**Exercise task A**:
In the biography of Viacheslav Chornovil below, check three statements: (i) he finished school in Vilkhivka with a gold medal; (ii) he moved to Kyiv in May 1963 to take a job as a construction worker; (iii) he was allowed to study at the Kyiv Teachers’ Training Institute after being accepted there. Answer yes or no for each, and quote the exact words of the biography that settle it.
**Exercise task B**:
Print the part of the Chornovil biography below starting with "A journalist, Shestydesyatnyk" and going on through "a political prisoner.".

**Passage shown**:
CHORNOVIL, Viacheslav Maksymovych

 506420.04.2005

(b. 24.12.1937 (his documents say 1.01.1938), village of Yerki, Zvenihorod district, Cherkasy region – d. 25.03.1999, Kyiv)

A journalist, Shestydesyatnyk [Sixties activist], prominent figure in the human rights and national liberation movements of the 1960s-1990s, editor and author of samizdat books and magazines, member of the Ukrainian Helsinki group (UHG), politician, three times a political prisoner.
Viacheslav Chornovil was born into a family of village teachers. In 1955, having finished school in Vilkhivka with a gold medal, he entered the Journalism Faculty of Kyiv University, graduating with distinction in 1960.  Already at university he had problems because of his views which led to an almost year-long break in his studies in 1958. 

After graduating, Chornovil worked as the editor of programs for young people at the Lviv TV studio.  He moved to Kyiv in May 1963 in order to continue his research into the history of Ukrainian literature. In 1964 he passed the relevant examinations and was accepted for a postgraduate course at the Kyiv Teachers’ Training Institute, but was not allowed to study on political grounds. In December that year he had presided over an evening in memory of the poet Vasyl SYMONENKO.

He was employed for a while as a construction worker on the Kyiv power station, and then headed a department in the newspaper “Moloda Gvardiya” [The Young Guard].  Together with I. SVITLYCHNY, I. DZIUBA, Y. SVERSTYUK, A. HORSKA and others he was involved in distributing samizdat.  From 1963 on, he played an active role in the Sixties movement, co-writing and distributing samizdat and organizing and participating in many protest actions.

Chornovil was also active in the Kyiv “Klub tvorchoyi molodi” [“Club for Creative Young People” (CCY)].

**Dataset extract**:
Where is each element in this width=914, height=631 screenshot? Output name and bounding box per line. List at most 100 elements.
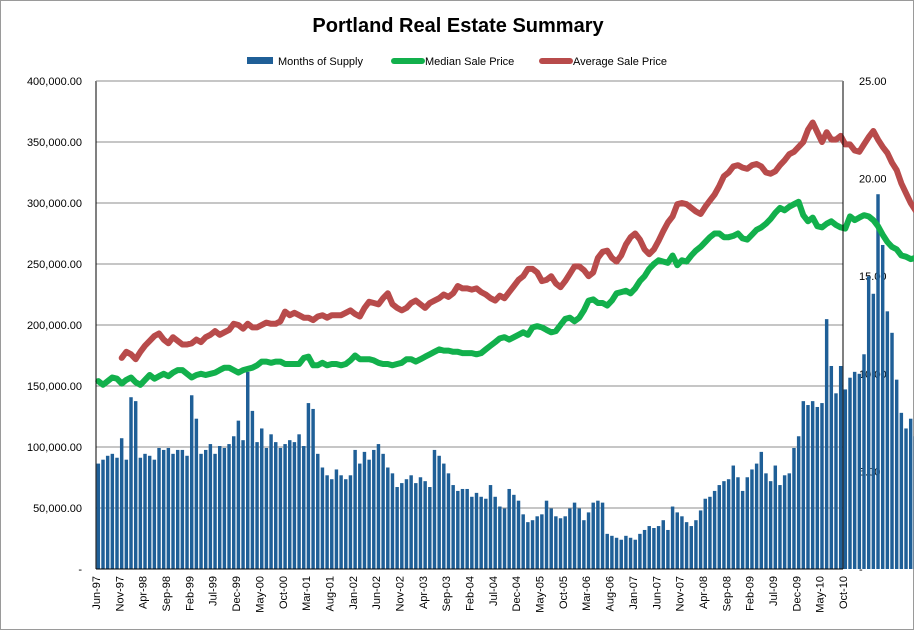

**Full response A**:
(i) Yes: "having finished school in Vilkhivka with a gold medal"
(ii) No: "He moved to Kyiv in May 1963 in order to continue his research into the history of Ukrainian literature."
(iii) No: "was accepted for a postgraduate course at the Kyiv Teachers’ Training Institute, but was not allowed to study on political grounds"

**Full response B**:
A journalist, Shestydesyatnyk [Sixties activist], prominent figure in the human rights and national liberation movements of the 1960s-1990s, editor and author of samizdat books and magazines, member of the Ukrainian Helsinki group (UHG), politician, three times a political prisoner.